## To do
Quote the entries that follow exactly, leaving none out.
++++++++++++++++++++
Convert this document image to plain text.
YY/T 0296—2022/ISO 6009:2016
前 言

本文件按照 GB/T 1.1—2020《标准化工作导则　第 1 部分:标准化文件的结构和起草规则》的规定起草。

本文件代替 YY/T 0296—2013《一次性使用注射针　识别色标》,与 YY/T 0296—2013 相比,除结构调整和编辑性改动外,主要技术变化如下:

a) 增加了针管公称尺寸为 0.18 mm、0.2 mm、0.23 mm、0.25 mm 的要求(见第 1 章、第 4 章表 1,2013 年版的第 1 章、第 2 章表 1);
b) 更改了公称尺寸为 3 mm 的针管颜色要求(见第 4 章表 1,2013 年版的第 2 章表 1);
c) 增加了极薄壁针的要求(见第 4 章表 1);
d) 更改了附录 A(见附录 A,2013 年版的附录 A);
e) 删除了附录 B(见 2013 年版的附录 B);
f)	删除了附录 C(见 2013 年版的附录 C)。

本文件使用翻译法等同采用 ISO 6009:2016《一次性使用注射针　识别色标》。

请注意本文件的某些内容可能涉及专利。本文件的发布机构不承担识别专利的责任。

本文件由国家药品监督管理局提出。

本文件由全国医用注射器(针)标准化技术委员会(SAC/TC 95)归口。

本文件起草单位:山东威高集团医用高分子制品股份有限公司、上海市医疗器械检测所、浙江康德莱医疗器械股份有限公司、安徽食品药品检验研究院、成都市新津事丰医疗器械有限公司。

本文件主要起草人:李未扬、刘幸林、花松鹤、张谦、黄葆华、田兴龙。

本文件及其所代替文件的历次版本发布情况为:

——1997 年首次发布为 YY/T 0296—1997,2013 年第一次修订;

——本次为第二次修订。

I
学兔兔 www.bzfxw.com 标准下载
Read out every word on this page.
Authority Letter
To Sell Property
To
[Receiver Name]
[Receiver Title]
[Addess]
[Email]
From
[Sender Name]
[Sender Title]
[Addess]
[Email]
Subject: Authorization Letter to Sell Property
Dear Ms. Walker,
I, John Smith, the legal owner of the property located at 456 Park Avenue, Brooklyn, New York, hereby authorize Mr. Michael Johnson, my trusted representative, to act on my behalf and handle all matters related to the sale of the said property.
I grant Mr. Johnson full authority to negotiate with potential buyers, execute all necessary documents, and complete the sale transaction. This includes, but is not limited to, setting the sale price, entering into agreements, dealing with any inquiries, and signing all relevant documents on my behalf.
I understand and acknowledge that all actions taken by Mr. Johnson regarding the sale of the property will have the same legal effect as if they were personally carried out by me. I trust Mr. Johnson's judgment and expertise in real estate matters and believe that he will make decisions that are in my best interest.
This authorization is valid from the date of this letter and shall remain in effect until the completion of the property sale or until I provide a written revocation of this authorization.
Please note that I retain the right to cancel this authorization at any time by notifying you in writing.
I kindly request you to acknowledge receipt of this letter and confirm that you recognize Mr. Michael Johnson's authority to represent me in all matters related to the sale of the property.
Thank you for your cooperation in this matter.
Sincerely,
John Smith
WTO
++++++++++++++++++++
## Answer to this exercise
Convert this document image to plain text.
YY/T 0296—2022/ISO 6009:2016
前 言

本文件按照 GB/T 1.1—2020《标准化工作导则　第 1 部分:标准化文件的结构和起草规则》的规定起草。

本文件代替 YY/T 0296—2013《一次性使用注射针　识别色标》,与 YY/T 0296—2013 相比,除结构调整和编辑性改动外,主要技术变化如下:

a) 增加了针管公称尺寸为 0.18 mm、0.2 mm、0.23 mm、0.25 mm 的要求(见第 1 章、第 4 章表 1,2013 年版的第 1 章、第 2 章表 1);
b) 更改了公称尺寸为 3 mm 的针管颜色要求(见第 4 章表 1,2013 年版的第 2 章表 1);
c) 增加了极薄壁针的要求(见第 4 章表 1);
d) 更改了附录 A(见附录 A,2013 年版的附录 A);
e) 删除了附录 B(见 2013 年版的附录 B);
f)	删除了附录 C(见 2013 年版的附录 C)。

本文件使用翻译法等同采用 ISO 6009:2016《一次性使用注射针　识别色标》。

请注意本文件的某些内容可能涉及专利。本文件的发布机构不承担识别专利的责任。

本文件由国家药品监督管理局提出。

本文件由全国医用注射器(针)标准化技术委员会(SAC/TC 95)归口。

本文件起草单位:山东威高集团医用高分子制品股份有限公司、上海市医疗器械检测所、浙江康德莱医疗器械股份有限公司、安徽食品药品检验研究院、成都市新津事丰医疗器械有限公司。

本文件主要起草人:李未扬、刘幸林、花松鹤、张谦、黄葆华、田兴龙。

本文件及其所代替文件的历次版本发布情况为:

——1997 年首次发布为 YY/T 0296—1997,2013 年第一次修订;

——本次为第二次修订。

I
学兔兔 www.bzfxw.com 标准下载
Read out every word on this page.
Authority Letter
To Sell Property
To
[Receiver Name]
[Receiver Title]
[Addess]
[Email]
From
[Sender Name]
[Sender Title]
[Addess]
[Email]
Subject: Authorization Letter to Sell Property
Dear Ms. Walker,
I, John Smith, the legal owner of the property located at 456 Park Avenue, Brooklyn, New York, hereby authorize Mr. Michael Johnson, my trusted representative, to act on my behalf and handle all matters related to the sale of the said property.
I grant Mr. Johnson full authority to negotiate with potential buyers, execute all necessary documents, and complete the sale transaction. This includes, but is not limited to, setting the sale price, entering into agreements, dealing with any inquiries, and signing all relevant documents on my behalf.
I understand and acknowledge that all actions taken by Mr. Johnson regarding the sale of the property will have the same legal effect as if they were personally carried out by me. I trust Mr. Johnson's judgment and expertise in real estate matters and believe that he will make decisions that are in my best interest.
This authorization is valid from the date of this letter and shall remain in effect until the completion of the property sale or until I provide a written revocation of this authorization.
Please note that I retain the right to cancel this authorization at any time by notifying you in writing.
I kindly request you to acknowledge receipt of this letter and confirm that you recognize Mr. Michael Johnson's authority to represent me in all matters related to the sale of the property.
Thank you for your cooperation in this matter.
Sincerely,
John Smith
WTO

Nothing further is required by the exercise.